_JOB_:
Check every line of the material below for the string "architecture", and return the ones that have it.

_RECORD SET_:
------------
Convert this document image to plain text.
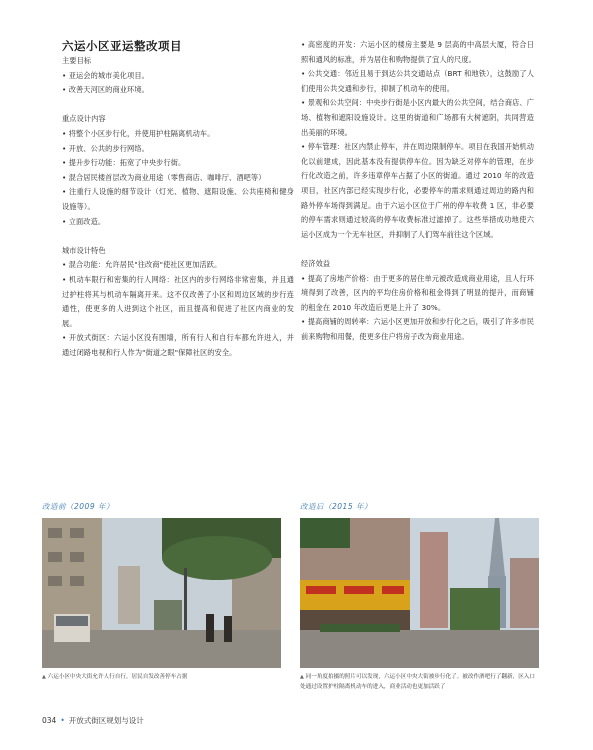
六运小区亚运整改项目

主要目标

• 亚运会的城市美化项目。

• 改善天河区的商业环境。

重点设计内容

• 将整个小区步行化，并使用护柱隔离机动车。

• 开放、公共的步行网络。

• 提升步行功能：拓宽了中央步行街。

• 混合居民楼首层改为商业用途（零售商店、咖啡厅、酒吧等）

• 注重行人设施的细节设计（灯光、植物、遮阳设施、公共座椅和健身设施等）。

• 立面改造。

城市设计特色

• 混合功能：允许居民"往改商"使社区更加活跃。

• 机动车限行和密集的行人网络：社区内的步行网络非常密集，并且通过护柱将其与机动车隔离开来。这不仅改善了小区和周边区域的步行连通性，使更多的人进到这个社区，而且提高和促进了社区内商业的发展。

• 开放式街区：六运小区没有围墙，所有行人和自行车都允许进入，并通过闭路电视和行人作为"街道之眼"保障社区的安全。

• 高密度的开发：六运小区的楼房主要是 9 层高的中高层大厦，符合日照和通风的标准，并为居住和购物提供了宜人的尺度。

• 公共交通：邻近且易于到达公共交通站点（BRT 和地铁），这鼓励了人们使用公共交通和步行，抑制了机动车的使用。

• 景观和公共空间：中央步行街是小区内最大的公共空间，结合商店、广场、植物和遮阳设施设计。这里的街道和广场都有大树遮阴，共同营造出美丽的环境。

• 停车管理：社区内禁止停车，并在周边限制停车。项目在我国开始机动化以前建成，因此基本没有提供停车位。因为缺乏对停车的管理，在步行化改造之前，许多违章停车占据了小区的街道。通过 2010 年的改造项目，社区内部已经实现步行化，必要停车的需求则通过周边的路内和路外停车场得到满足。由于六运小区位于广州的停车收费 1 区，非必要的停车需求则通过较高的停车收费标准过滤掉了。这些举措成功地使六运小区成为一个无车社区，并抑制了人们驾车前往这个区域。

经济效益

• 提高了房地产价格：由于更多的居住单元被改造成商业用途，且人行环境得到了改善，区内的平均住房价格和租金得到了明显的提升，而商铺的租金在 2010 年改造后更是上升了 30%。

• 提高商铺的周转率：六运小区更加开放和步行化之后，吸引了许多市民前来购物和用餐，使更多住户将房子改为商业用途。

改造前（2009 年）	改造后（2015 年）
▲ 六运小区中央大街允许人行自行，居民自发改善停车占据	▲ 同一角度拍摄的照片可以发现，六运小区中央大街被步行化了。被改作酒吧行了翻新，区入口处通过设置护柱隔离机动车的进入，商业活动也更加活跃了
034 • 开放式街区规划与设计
------------
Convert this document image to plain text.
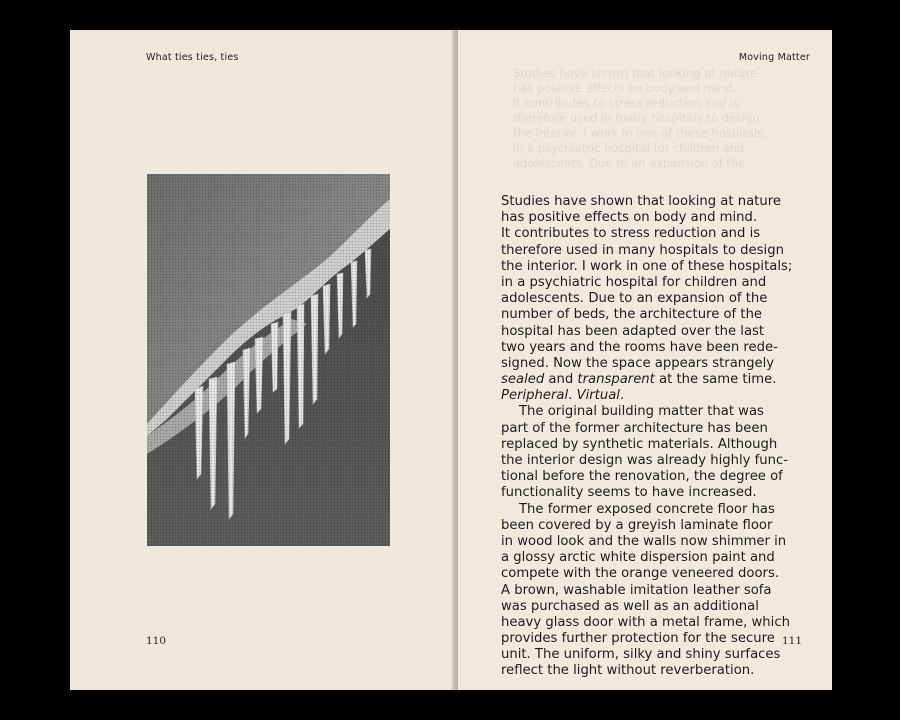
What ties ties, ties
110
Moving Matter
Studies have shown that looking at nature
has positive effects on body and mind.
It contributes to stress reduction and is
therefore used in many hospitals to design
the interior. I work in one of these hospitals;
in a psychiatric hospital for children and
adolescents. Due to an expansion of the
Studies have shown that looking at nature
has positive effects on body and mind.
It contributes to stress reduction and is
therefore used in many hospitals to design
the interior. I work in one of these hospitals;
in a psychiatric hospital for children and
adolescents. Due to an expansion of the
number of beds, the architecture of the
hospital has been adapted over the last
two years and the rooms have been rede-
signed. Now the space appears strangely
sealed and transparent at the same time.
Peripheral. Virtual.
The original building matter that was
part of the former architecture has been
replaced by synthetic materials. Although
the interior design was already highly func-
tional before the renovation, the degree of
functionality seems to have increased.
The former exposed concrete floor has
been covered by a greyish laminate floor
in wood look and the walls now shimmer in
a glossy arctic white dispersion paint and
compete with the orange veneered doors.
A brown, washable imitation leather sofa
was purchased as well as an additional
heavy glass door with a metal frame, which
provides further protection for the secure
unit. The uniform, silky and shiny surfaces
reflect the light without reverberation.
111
------------
_PROBLEM SOLUTION_:
number of beds, the architecture of the
part of the former architecture has been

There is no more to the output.